What is required
List each line in which the string "this" appears.

(Stored entries)
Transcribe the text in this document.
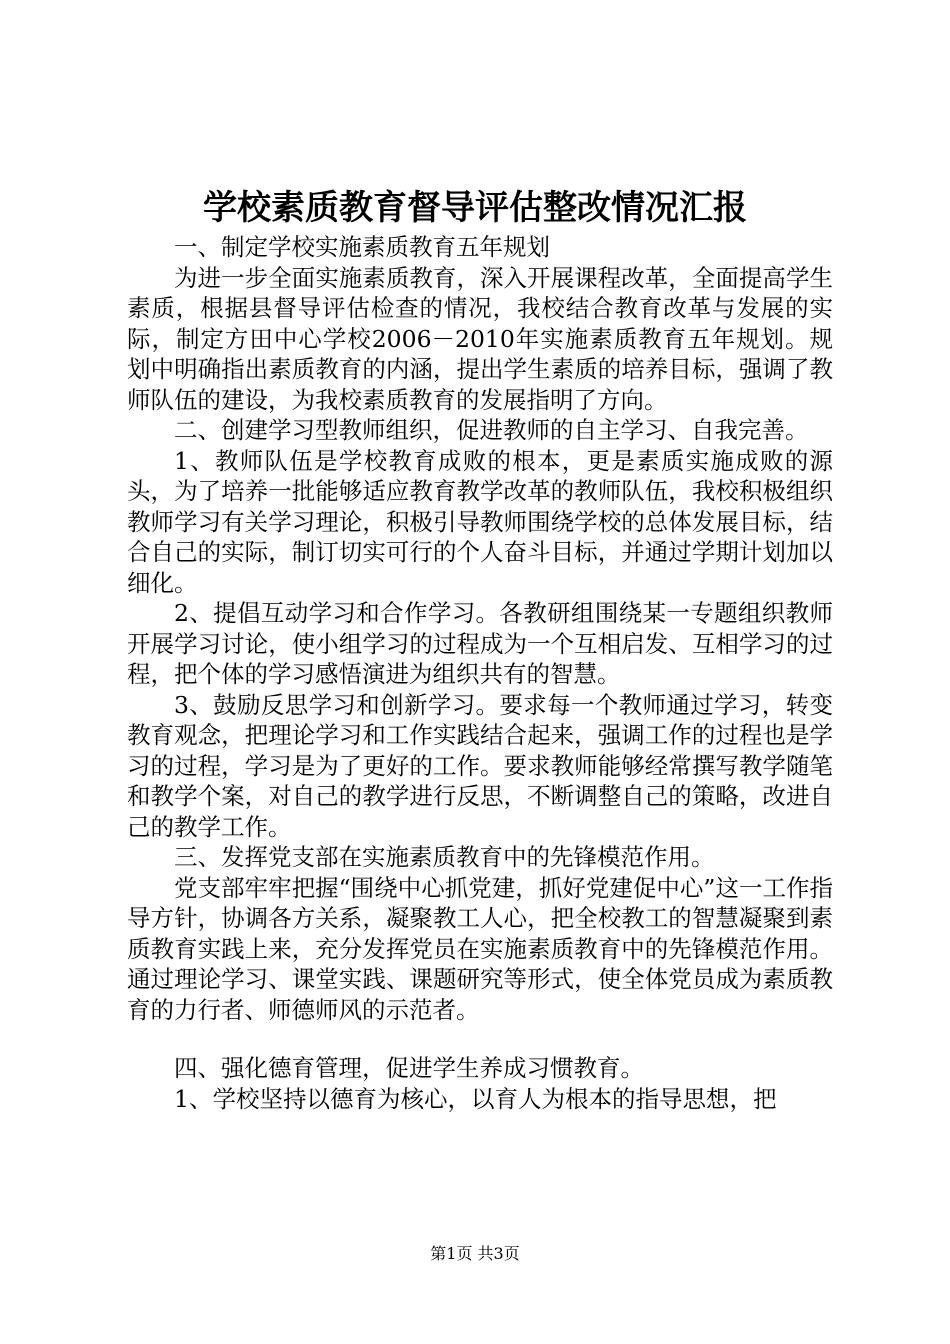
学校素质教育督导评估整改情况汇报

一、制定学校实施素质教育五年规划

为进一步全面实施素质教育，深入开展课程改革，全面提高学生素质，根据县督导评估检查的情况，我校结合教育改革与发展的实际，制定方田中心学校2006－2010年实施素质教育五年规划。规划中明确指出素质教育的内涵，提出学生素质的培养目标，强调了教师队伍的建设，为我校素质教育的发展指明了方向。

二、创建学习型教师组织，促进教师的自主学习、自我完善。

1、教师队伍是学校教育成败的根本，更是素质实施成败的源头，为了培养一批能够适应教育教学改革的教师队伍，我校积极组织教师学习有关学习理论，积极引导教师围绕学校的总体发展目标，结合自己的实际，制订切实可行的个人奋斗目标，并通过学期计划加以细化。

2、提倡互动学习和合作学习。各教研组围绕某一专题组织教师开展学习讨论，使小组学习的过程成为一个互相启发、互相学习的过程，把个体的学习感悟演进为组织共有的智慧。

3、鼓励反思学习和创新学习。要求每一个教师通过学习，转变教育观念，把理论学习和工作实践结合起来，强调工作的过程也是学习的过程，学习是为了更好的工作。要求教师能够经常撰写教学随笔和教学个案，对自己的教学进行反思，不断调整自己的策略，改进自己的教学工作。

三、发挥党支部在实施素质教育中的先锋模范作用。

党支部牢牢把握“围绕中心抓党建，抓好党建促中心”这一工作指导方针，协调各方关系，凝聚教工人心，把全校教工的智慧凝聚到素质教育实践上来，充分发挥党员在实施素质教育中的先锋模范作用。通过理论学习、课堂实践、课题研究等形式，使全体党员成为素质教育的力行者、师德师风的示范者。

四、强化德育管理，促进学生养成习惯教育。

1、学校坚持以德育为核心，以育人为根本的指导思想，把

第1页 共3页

--

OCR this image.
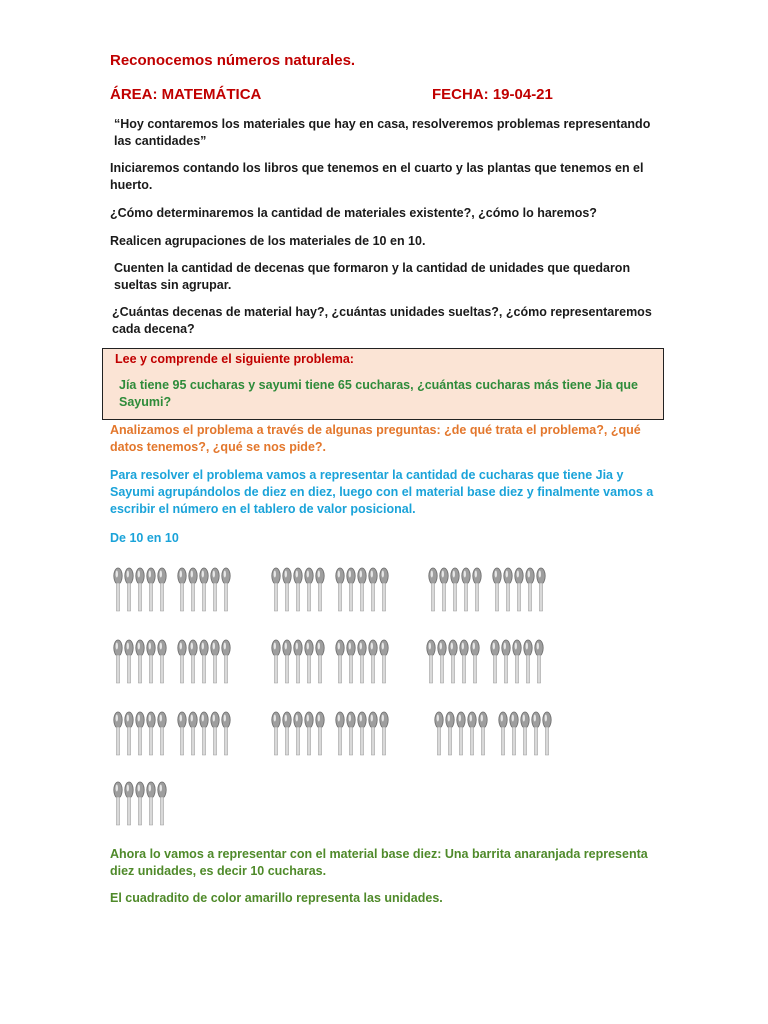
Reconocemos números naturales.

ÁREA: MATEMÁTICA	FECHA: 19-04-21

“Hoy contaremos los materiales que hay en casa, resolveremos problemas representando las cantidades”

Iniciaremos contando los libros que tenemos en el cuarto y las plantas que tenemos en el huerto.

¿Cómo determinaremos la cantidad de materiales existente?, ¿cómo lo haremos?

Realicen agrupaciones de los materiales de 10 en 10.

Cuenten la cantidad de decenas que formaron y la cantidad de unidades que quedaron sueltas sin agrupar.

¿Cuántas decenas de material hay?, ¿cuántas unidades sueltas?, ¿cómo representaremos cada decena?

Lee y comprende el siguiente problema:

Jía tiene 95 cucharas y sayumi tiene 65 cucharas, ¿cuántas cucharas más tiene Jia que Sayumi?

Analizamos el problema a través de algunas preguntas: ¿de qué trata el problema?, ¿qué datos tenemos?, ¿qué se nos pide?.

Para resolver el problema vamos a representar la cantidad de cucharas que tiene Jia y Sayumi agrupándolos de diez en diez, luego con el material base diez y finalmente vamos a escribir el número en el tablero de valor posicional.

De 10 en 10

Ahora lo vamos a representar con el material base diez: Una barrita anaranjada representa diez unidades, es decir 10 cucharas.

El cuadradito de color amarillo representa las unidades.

Written response
Transcribe the text in this document.
OCR this image.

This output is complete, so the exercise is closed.